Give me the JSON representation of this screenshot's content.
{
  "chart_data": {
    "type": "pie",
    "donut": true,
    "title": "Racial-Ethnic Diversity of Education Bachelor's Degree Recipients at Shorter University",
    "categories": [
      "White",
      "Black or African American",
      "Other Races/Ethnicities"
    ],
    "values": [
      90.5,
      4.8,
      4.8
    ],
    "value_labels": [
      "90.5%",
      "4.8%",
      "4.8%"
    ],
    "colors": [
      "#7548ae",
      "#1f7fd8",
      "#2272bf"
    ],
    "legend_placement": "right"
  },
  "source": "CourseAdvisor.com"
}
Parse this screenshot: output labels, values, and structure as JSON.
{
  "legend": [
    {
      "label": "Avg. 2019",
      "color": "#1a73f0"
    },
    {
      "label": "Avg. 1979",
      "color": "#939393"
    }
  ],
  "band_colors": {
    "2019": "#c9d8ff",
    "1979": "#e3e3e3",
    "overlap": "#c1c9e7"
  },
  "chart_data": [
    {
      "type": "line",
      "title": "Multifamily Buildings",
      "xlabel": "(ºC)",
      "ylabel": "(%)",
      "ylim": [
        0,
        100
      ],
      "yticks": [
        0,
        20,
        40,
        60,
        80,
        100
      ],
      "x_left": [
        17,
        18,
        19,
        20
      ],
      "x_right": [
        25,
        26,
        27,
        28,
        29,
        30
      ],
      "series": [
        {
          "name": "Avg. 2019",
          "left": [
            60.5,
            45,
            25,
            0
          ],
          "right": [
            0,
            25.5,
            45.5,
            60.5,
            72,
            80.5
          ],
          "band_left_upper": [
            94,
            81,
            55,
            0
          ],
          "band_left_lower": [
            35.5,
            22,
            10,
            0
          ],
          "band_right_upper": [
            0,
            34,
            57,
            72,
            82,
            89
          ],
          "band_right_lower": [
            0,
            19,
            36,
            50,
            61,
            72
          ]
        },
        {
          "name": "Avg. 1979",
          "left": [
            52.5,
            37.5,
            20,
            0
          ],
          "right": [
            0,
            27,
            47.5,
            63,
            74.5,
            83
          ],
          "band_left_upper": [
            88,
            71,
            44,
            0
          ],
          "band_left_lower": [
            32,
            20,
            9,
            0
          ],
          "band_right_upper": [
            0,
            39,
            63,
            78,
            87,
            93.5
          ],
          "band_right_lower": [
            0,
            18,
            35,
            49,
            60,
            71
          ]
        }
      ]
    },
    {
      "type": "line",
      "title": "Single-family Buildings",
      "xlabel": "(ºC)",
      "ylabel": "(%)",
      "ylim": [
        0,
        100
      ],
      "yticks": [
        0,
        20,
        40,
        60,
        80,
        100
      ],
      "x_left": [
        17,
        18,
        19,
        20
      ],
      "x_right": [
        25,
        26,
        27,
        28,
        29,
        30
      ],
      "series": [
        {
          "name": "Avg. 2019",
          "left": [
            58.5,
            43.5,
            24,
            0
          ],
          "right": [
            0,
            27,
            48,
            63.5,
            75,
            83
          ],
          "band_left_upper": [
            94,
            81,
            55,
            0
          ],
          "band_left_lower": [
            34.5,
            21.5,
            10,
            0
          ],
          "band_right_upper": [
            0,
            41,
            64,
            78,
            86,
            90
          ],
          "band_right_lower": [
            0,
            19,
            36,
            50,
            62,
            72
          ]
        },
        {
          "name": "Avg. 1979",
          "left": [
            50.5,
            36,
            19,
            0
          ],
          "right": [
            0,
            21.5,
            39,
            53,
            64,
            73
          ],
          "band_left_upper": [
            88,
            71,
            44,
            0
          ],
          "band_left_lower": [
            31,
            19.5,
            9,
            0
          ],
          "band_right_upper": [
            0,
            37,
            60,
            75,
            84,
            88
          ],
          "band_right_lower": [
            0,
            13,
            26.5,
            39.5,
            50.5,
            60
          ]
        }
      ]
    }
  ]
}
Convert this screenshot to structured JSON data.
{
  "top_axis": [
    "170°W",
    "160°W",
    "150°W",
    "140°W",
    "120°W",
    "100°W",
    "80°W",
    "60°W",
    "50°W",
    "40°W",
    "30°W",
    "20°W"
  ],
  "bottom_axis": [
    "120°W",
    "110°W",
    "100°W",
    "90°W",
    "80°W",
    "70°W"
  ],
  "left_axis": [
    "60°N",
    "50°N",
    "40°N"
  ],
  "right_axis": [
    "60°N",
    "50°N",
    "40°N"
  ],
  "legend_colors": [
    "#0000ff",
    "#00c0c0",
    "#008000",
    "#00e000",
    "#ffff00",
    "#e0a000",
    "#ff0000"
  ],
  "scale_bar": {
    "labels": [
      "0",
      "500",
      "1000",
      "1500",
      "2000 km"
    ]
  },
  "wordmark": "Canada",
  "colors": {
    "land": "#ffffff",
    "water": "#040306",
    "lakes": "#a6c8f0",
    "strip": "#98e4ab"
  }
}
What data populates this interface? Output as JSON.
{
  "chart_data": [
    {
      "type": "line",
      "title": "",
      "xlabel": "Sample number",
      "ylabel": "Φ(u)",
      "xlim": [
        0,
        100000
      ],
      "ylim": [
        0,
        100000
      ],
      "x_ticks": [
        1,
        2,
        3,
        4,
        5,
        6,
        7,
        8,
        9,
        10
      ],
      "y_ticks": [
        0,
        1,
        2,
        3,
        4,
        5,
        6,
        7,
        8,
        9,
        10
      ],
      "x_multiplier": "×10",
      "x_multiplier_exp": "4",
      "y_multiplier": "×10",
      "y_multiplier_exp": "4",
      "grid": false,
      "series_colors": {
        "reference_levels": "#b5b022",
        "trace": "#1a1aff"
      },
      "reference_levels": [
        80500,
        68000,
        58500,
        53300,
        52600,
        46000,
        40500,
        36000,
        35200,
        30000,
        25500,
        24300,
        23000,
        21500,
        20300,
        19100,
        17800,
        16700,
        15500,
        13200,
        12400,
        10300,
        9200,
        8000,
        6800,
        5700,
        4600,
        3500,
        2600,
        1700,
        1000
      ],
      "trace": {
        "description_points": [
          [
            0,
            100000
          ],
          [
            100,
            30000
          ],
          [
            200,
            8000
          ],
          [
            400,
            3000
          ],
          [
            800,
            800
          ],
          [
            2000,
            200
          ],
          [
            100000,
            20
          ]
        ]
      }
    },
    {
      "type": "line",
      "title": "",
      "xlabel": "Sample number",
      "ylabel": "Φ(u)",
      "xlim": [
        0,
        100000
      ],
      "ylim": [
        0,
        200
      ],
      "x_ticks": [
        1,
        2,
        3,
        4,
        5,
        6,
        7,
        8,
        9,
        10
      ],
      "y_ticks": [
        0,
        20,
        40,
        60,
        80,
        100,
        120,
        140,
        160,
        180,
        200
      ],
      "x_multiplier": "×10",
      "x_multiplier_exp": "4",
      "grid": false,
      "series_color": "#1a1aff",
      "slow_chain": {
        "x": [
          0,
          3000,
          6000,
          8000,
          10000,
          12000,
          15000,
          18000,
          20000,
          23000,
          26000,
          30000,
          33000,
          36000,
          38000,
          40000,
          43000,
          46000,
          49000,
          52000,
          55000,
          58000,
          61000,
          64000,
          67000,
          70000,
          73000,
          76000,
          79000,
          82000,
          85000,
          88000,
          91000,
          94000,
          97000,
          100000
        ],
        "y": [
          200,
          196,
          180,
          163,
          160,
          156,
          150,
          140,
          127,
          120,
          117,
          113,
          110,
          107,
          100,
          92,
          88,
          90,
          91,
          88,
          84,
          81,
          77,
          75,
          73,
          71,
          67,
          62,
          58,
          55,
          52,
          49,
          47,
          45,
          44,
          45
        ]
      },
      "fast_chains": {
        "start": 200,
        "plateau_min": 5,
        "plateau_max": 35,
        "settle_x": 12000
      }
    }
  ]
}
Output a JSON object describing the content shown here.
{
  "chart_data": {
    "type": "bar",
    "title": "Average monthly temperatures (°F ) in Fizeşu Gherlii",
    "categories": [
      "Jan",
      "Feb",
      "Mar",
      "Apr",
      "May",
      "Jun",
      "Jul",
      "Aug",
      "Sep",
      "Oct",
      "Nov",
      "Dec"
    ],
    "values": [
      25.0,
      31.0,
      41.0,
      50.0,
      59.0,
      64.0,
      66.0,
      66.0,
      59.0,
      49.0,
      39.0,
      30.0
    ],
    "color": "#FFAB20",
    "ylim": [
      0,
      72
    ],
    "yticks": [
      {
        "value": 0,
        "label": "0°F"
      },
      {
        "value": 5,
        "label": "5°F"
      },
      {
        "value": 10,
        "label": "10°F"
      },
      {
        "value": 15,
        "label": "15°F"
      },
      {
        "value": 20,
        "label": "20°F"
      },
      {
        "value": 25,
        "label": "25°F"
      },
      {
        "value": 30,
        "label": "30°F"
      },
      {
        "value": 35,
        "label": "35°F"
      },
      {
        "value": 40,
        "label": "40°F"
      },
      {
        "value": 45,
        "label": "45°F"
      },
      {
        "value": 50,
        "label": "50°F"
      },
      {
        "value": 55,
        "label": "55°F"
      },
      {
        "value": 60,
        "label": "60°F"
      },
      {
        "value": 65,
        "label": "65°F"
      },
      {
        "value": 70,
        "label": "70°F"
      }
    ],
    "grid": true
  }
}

» What to work on:
Each line above that holds the string "content" should be copied and shown.

» Answer to this problem:
Give me the JSON representation of this screenshot's content.
Output a JSON object describing the content shown here.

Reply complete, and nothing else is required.